◆ INSTRUCTIONS TO FOLLOW
Every entry below must appear again, exactly as written.
## Start INFORMATION SHOWN
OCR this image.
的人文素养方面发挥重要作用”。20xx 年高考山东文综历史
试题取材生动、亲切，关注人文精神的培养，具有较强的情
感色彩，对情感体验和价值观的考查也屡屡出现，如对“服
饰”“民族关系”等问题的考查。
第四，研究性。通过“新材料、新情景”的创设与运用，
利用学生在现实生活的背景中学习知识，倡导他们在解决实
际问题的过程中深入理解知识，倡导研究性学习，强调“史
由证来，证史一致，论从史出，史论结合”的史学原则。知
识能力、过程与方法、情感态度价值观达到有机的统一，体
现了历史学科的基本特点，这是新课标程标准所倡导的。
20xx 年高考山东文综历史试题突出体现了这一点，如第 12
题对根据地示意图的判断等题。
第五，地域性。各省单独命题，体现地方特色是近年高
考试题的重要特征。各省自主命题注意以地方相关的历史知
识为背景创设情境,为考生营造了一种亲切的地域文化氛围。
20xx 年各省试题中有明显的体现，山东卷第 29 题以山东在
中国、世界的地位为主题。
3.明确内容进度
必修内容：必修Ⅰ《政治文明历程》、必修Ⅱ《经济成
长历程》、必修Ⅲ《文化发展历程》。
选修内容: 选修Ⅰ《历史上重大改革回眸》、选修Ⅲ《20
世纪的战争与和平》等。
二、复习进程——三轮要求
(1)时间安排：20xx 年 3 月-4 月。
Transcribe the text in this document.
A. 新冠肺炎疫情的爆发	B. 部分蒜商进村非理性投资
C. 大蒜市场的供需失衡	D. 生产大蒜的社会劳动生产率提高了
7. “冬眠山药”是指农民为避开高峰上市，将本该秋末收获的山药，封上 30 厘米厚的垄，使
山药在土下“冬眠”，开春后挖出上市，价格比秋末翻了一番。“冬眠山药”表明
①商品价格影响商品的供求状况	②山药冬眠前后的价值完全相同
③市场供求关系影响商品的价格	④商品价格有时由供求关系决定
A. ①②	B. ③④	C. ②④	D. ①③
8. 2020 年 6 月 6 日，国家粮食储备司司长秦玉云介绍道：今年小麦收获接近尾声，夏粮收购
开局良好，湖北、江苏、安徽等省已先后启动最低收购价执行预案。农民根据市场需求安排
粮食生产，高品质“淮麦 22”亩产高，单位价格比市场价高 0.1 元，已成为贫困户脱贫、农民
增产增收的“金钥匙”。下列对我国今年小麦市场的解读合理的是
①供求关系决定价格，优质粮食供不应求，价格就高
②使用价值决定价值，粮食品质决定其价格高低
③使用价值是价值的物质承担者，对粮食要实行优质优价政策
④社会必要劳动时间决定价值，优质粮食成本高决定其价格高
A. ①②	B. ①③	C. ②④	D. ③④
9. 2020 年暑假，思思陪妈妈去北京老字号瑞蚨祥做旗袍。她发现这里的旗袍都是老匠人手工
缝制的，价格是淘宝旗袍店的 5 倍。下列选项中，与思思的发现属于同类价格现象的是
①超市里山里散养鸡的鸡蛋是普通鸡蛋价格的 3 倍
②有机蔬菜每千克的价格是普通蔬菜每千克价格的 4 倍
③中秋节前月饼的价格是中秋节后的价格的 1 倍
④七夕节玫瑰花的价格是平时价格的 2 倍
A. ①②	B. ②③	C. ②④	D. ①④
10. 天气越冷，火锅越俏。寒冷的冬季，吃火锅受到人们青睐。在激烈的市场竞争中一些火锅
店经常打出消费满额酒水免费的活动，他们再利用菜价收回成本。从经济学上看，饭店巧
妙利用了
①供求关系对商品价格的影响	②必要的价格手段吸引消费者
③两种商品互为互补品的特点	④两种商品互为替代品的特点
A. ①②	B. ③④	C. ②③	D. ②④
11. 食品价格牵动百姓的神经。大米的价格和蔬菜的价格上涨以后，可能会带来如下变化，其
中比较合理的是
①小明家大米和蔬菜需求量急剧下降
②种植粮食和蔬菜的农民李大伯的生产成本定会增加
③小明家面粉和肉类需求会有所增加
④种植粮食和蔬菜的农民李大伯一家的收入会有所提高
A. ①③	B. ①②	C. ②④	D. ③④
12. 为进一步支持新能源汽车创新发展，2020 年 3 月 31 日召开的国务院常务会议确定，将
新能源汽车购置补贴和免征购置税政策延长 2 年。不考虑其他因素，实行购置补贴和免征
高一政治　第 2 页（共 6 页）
## End INFORMATION SHOWN
◆ ANSWER TO THIS PROBLEM
OCR this image.
的人文素养方面发挥重要作用”。20xx 年高考山东文综历史
试题取材生动、亲切，关注人文精神的培养，具有较强的情
感色彩，对情感体验和价值观的考查也屡屡出现，如对“服
饰”“民族关系”等问题的考查。
第四，研究性。通过“新材料、新情景”的创设与运用，
利用学生在现实生活的背景中学习知识，倡导他们在解决实
际问题的过程中深入理解知识，倡导研究性学习，强调“史
由证来，证史一致，论从史出，史论结合”的史学原则。知
识能力、过程与方法、情感态度价值观达到有机的统一，体
现了历史学科的基本特点，这是新课标程标准所倡导的。
20xx 年高考山东文综历史试题突出体现了这一点，如第 12
题对根据地示意图的判断等题。
第五，地域性。各省单独命题，体现地方特色是近年高
考试题的重要特征。各省自主命题注意以地方相关的历史知
识为背景创设情境,为考生营造了一种亲切的地域文化氛围。
20xx 年各省试题中有明显的体现，山东卷第 29 题以山东在
中国、世界的地位为主题。
3.明确内容进度
必修内容：必修Ⅰ《政治文明历程》、必修Ⅱ《经济成
长历程》、必修Ⅲ《文化发展历程》。
选修内容: 选修Ⅰ《历史上重大改革回眸》、选修Ⅲ《20
世纪的战争与和平》等。
二、复习进程——三轮要求
(1)时间安排：20xx 年 3 月-4 月。
Transcribe the text in this document.
A. 新冠肺炎疫情的爆发	B. 部分蒜商进村非理性投资
C. 大蒜市场的供需失衡	D. 生产大蒜的社会劳动生产率提高了
7. “冬眠山药”是指农民为避开高峰上市，将本该秋末收获的山药，封上 30 厘米厚的垄，使
山药在土下“冬眠”，开春后挖出上市，价格比秋末翻了一番。“冬眠山药”表明
①商品价格影响商品的供求状况	②山药冬眠前后的价值完全相同
③市场供求关系影响商品的价格	④商品价格有时由供求关系决定
A. ①②	B. ③④	C. ②④	D. ①③
8. 2020 年 6 月 6 日，国家粮食储备司司长秦玉云介绍道：今年小麦收获接近尾声，夏粮收购
开局良好，湖北、江苏、安徽等省已先后启动最低收购价执行预案。农民根据市场需求安排
粮食生产，高品质“淮麦 22”亩产高，单位价格比市场价高 0.1 元，已成为贫困户脱贫、农民
增产增收的“金钥匙”。下列对我国今年小麦市场的解读合理的是
①供求关系决定价格，优质粮食供不应求，价格就高
②使用价值决定价值，粮食品质决定其价格高低
③使用价值是价值的物质承担者，对粮食要实行优质优价政策
④社会必要劳动时间决定价值，优质粮食成本高决定其价格高
A. ①②	B. ①③	C. ②④	D. ③④
9. 2020 年暑假，思思陪妈妈去北京老字号瑞蚨祥做旗袍。她发现这里的旗袍都是老匠人手工
缝制的，价格是淘宝旗袍店的 5 倍。下列选项中，与思思的发现属于同类价格现象的是
①超市里山里散养鸡的鸡蛋是普通鸡蛋价格的 3 倍
②有机蔬菜每千克的价格是普通蔬菜每千克价格的 4 倍
③中秋节前月饼的价格是中秋节后的价格的 1 倍
④七夕节玫瑰花的价格是平时价格的 2 倍
A. ①②	B. ②③	C. ②④	D. ①④
10. 天气越冷，火锅越俏。寒冷的冬季，吃火锅受到人们青睐。在激烈的市场竞争中一些火锅
店经常打出消费满额酒水免费的活动，他们再利用菜价收回成本。从经济学上看，饭店巧
妙利用了
①供求关系对商品价格的影响	②必要的价格手段吸引消费者
③两种商品互为互补品的特点	④两种商品互为替代品的特点
A. ①②	B. ③④	C. ②③	D. ②④
11. 食品价格牵动百姓的神经。大米的价格和蔬菜的价格上涨以后，可能会带来如下变化，其
中比较合理的是
①小明家大米和蔬菜需求量急剧下降
②种植粮食和蔬菜的农民李大伯的生产成本定会增加
③小明家面粉和肉类需求会有所增加
④种植粮食和蔬菜的农民李大伯一家的收入会有所提高
A. ①③	B. ①②	C. ②④	D. ③④
12. 为进一步支持新能源汽车创新发展，2020 年 3 月 31 日召开的国务院常务会议确定，将
新能源汽车购置补贴和免征购置税政策延长 2 年。不考虑其他因素，实行购置补贴和免征
高一政治　第 2 页（共 6 页）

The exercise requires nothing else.